- **Information supplied**:
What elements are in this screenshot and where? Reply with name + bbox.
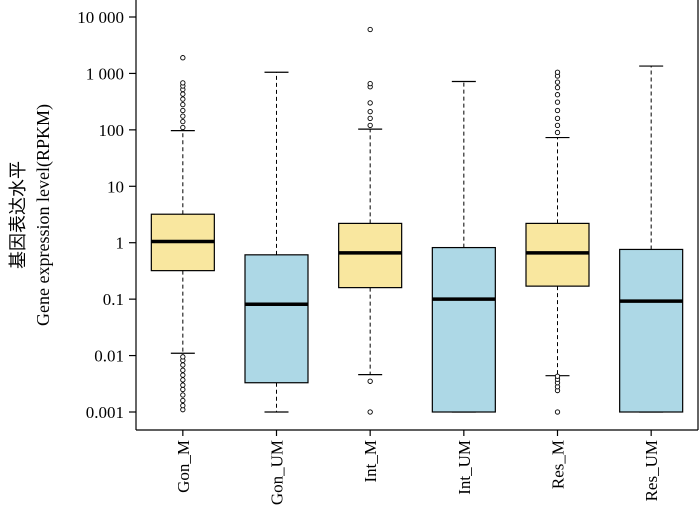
- x-category-label: Gon_M: [174, 440, 193, 493]
- outlier-point: [180, 96, 186, 102]
- y-tick-label: 1: [116, 234, 125, 253]
- outlier-point: [554, 129, 561, 136]
- y-axis-label-cn: 基因表达水平: [8, 161, 28, 269]
- outlier-point: [180, 362, 186, 368]
- outlier-point: [180, 372, 186, 378]
- outlier-point: [554, 107, 561, 114]
- outlier-point: [180, 397, 186, 404]
- outlier-point: [180, 377, 186, 383]
- outlier-point: [180, 402, 186, 409]
- box-res-m: [525, 69, 590, 415]
- box-int-m: [338, 26, 403, 415]
- outlier-point: [180, 91, 186, 97]
- iqr-box: [431, 246, 496, 413]
- box-gon-um: [244, 71, 309, 413]
- outlier-point: [554, 92, 561, 98]
- outlier-point: [554, 84, 561, 91]
- y-axis-label-en: Gene expression level(RPKM): [33, 104, 54, 326]
- outlier-point: [180, 367, 186, 373]
- outlier-point: [367, 378, 373, 384]
- outlier-point: [367, 122, 373, 129]
- box-int-um: [431, 80, 496, 413]
- x-category-label: Res_M: [549, 440, 568, 489]
- outlier-point: [367, 109, 373, 115]
- iqr-box: [619, 248, 684, 413]
- outlier-point: [554, 79, 561, 85]
- outlier-point: [554, 115, 561, 121]
- x-category-label: Gon_UM: [268, 440, 287, 505]
- outlier-point: [554, 69, 561, 75]
- outlier-point: [367, 26, 373, 33]
- y-tick-label: 1 000: [86, 64, 124, 83]
- iqr-box: [338, 222, 403, 289]
- outlier-point: [180, 382, 186, 388]
- y-tick-label: 0.001: [86, 403, 124, 422]
- x-category-label: Int_M: [361, 440, 380, 483]
- outlier-point: [554, 409, 561, 415]
- outlier-point: [180, 113, 186, 119]
- outlier-point: [180, 118, 186, 125]
- outlier-point: [554, 122, 561, 129]
- y-tick-label: 0.01: [94, 347, 124, 366]
- iqr-box: [244, 254, 309, 384]
- y-tick-label: 100: [99, 121, 125, 140]
- outlier-point: [554, 99, 561, 105]
- x-category-label: Res_UM: [642, 440, 661, 501]
- outlier-point: [180, 392, 186, 398]
- outlier-point: [180, 124, 186, 131]
- y-tick-label: 10: [107, 177, 124, 196]
- outlier-point: [180, 101, 186, 108]
- outlier-point: [180, 354, 186, 360]
- outlier-point: [367, 115, 373, 121]
- y-tick-label: 10 000: [77, 8, 124, 27]
- outlier-point: [554, 373, 561, 379]
- iqr-box: [525, 222, 590, 287]
- box-gon-m: [150, 55, 215, 413]
- outlier-point: [180, 55, 186, 61]
- outlier-point: [180, 80, 186, 86]
- outlier-point: [367, 100, 373, 106]
- box-res-um: [619, 65, 684, 413]
- outlier-point: [180, 386, 186, 393]
- outlier-point: [367, 80, 373, 87]
- x-category-label: Int_UM: [455, 440, 474, 495]
- outlier-point: [180, 107, 186, 114]
- outlier-point: [367, 409, 373, 415]
- y-tick-label: 0.1: [103, 290, 124, 309]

- **Work instruction**: Reproduce each line from the records that contains the word "category".

- **Answer below**:
- x-category-label: Gon_M: [174, 440, 193, 493]
- x-category-label: Res_M: [549, 440, 568, 489]
- x-category-label: Gon_UM: [268, 440, 287, 505]
- x-category-label: Int_M: [361, 440, 380, 483]
- x-category-label: Res_UM: [642, 440, 661, 501]
- x-category-label: Int_UM: [455, 440, 474, 495]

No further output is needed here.